**Written exercise:**
Please copy every one of the entries below word for word, changing nothing.

(Element box annotations)
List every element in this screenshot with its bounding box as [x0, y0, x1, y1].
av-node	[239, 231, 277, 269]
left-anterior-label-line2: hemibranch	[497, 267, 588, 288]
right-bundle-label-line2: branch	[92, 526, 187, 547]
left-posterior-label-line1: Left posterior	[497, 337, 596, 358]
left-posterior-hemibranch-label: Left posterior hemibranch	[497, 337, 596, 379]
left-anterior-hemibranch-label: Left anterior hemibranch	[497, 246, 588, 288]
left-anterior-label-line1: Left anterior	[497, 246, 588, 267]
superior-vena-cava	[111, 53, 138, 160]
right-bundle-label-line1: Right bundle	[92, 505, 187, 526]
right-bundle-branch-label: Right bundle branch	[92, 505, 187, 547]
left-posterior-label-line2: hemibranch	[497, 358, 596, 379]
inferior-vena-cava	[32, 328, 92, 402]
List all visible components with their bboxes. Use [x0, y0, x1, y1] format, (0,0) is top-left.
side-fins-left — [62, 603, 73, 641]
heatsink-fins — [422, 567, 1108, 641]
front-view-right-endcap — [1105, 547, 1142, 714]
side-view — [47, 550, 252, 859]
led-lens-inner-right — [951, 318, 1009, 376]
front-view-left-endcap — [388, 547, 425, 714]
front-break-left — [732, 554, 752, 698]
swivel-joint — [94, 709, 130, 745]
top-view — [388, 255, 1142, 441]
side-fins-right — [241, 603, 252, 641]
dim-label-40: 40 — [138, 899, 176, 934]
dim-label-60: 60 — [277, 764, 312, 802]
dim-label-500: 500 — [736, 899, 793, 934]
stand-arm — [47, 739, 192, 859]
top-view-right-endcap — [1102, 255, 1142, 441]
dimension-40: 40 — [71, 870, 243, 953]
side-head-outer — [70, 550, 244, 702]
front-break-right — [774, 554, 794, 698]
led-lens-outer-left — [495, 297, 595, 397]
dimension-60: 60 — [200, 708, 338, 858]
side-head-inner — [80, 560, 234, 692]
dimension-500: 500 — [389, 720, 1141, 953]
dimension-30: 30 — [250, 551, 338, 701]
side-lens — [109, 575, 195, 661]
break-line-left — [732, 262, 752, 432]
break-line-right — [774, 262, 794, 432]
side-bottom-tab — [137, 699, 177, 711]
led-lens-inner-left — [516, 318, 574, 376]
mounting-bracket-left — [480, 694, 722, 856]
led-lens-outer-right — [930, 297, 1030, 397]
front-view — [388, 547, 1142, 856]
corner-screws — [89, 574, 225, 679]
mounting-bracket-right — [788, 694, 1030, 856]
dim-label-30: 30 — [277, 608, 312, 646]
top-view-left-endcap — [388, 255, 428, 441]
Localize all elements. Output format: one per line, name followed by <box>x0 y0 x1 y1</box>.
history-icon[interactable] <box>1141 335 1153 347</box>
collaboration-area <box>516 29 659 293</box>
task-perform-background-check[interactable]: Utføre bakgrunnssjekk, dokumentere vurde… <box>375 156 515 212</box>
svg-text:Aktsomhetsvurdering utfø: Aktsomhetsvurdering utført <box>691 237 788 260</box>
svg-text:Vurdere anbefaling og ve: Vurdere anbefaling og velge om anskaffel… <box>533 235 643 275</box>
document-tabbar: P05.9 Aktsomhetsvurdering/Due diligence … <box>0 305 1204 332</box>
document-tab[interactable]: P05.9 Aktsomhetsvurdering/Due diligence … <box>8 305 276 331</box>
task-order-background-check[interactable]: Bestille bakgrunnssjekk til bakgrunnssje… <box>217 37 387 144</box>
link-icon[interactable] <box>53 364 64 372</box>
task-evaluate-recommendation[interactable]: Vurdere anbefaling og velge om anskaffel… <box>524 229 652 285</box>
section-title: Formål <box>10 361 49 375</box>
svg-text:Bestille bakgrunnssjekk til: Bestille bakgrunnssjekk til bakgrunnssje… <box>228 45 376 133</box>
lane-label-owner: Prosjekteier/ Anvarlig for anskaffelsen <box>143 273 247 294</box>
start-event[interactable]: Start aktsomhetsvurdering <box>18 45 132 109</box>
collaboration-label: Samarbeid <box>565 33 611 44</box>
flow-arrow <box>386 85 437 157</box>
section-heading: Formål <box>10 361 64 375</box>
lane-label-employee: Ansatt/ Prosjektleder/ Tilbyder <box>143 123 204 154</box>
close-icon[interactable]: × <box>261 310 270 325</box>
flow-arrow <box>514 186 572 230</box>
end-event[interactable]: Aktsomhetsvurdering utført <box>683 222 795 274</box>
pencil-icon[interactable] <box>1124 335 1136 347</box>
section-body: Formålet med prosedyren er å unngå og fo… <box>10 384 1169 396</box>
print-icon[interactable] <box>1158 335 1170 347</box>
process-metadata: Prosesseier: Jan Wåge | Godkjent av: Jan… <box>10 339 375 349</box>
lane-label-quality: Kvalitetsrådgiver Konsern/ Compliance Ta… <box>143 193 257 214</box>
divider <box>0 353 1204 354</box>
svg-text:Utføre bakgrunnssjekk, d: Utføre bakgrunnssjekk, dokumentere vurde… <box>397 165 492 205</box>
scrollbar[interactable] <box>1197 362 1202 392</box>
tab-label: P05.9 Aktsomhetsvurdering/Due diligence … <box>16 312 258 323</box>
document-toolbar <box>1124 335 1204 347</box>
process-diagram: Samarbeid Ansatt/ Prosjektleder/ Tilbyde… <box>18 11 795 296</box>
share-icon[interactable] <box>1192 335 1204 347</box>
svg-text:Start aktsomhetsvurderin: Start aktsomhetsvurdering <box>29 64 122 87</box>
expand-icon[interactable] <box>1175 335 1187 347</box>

**Result of this task:**
List every element in this screenshot with its bounding box as [x0, y0, x1, y1].
av-node	[239, 231, 277, 269]
left-anterior-label-line2: hemibranch	[497, 267, 588, 288]
right-bundle-label-line2: branch	[92, 526, 187, 547]
left-posterior-label-line1: Left posterior	[497, 337, 596, 358]
left-posterior-hemibranch-label: Left posterior hemibranch	[497, 337, 596, 379]
left-anterior-hemibranch-label: Left anterior hemibranch	[497, 246, 588, 288]
left-anterior-label-line1: Left anterior	[497, 246, 588, 267]
superior-vena-cava	[111, 53, 138, 160]
right-bundle-label-line1: Right bundle	[92, 505, 187, 526]
right-bundle-branch-label: Right bundle branch	[92, 505, 187, 547]
left-posterior-label-line2: hemibranch	[497, 358, 596, 379]
inferior-vena-cava	[32, 328, 92, 402]
List all visible components with their bboxes. Use [x0, y0, x1, y1] format, (0,0) is top-left.
side-fins-left — [62, 603, 73, 641]
heatsink-fins — [422, 567, 1108, 641]
front-view-right-endcap — [1105, 547, 1142, 714]
side-view — [47, 550, 252, 859]
led-lens-inner-right — [951, 318, 1009, 376]
front-view-left-endcap — [388, 547, 425, 714]
front-break-left — [732, 554, 752, 698]
swivel-joint — [94, 709, 130, 745]
top-view — [388, 255, 1142, 441]
side-fins-right — [241, 603, 252, 641]
dim-label-40: 40 — [138, 899, 176, 934]
dim-label-60: 60 — [277, 764, 312, 802]
dim-label-500: 500 — [736, 899, 793, 934]
stand-arm — [47, 739, 192, 859]
top-view-right-endcap — [1102, 255, 1142, 441]
dimension-40: 40 — [71, 870, 243, 953]
side-head-outer — [70, 550, 244, 702]
front-break-right — [774, 554, 794, 698]
led-lens-outer-left — [495, 297, 595, 397]
dimension-60: 60 — [200, 708, 338, 858]
side-head-inner — [80, 560, 234, 692]
dimension-500: 500 — [389, 720, 1141, 953]
dimension-30: 30 — [250, 551, 338, 701]
side-lens — [109, 575, 195, 661]
break-line-left — [732, 262, 752, 432]
break-line-right — [774, 262, 794, 432]
side-bottom-tab — [137, 699, 177, 711]
led-lens-inner-left — [516, 318, 574, 376]
mounting-bracket-left — [480, 694, 722, 856]
led-lens-outer-right — [930, 297, 1030, 397]
front-view — [388, 547, 1142, 856]
corner-screws — [89, 574, 225, 679]
mounting-bracket-right — [788, 694, 1030, 856]
dim-label-30: 30 — [277, 608, 312, 646]
top-view-left-endcap — [388, 255, 428, 441]
Localize all elements. Output format: one per line, name followed by <box>x0 y0 x1 y1</box>.
history-icon[interactable] <box>1141 335 1153 347</box>
collaboration-area <box>516 29 659 293</box>
task-perform-background-check[interactable]: Utføre bakgrunnssjekk, dokumentere vurde… <box>375 156 515 212</box>
svg-text:Aktsomhetsvurdering utfø: Aktsomhetsvurdering utført <box>691 237 788 260</box>
svg-text:Vurdere anbefaling og ve: Vurdere anbefaling og velge om anskaffel… <box>533 235 643 275</box>
document-tabbar: P05.9 Aktsomhetsvurdering/Due diligence … <box>0 305 1204 332</box>
document-tab[interactable]: P05.9 Aktsomhetsvurdering/Due diligence … <box>8 305 276 331</box>
task-order-background-check[interactable]: Bestille bakgrunnssjekk til bakgrunnssje… <box>217 37 387 144</box>
link-icon[interactable] <box>53 364 64 372</box>
task-evaluate-recommendation[interactable]: Vurdere anbefaling og velge om anskaffel… <box>524 229 652 285</box>
section-title: Formål <box>10 361 49 375</box>
svg-text:Bestille bakgrunnssjekk til: Bestille bakgrunnssjekk til bakgrunnssje… <box>228 45 376 133</box>
lane-label-owner: Prosjekteier/ Anvarlig for anskaffelsen <box>143 273 247 294</box>
start-event[interactable]: Start aktsomhetsvurdering <box>18 45 132 109</box>
collaboration-label: Samarbeid <box>565 33 611 44</box>
flow-arrow <box>386 85 437 157</box>
section-heading: Formål <box>10 361 64 375</box>
lane-label-employee: Ansatt/ Prosjektleder/ Tilbyder <box>143 123 204 154</box>
close-icon[interactable]: × <box>261 310 270 325</box>
flow-arrow <box>514 186 572 230</box>
end-event[interactable]: Aktsomhetsvurdering utført <box>683 222 795 274</box>
pencil-icon[interactable] <box>1124 335 1136 347</box>
section-body: Formålet med prosedyren er å unngå og fo… <box>10 384 1169 396</box>
print-icon[interactable] <box>1158 335 1170 347</box>
process-metadata: Prosesseier: Jan Wåge | Godkjent av: Jan… <box>10 339 375 349</box>
lane-label-quality: Kvalitetsrådgiver Konsern/ Compliance Ta… <box>143 193 257 214</box>
divider <box>0 353 1204 354</box>
svg-text:Utføre bakgrunnssjekk, d: Utføre bakgrunnssjekk, dokumentere vurde… <box>397 165 492 205</box>
scrollbar[interactable] <box>1197 362 1202 392</box>
tab-label: P05.9 Aktsomhetsvurdering/Due diligence … <box>16 312 258 323</box>
document-toolbar <box>1124 335 1204 347</box>
process-diagram: Samarbeid Ansatt/ Prosjektleder/ Tilbyde… <box>18 11 795 296</box>
share-icon[interactable] <box>1192 335 1204 347</box>
svg-text:Start aktsomhetsvurderin: Start aktsomhetsvurdering <box>29 64 122 87</box>
expand-icon[interactable] <box>1175 335 1187 347</box>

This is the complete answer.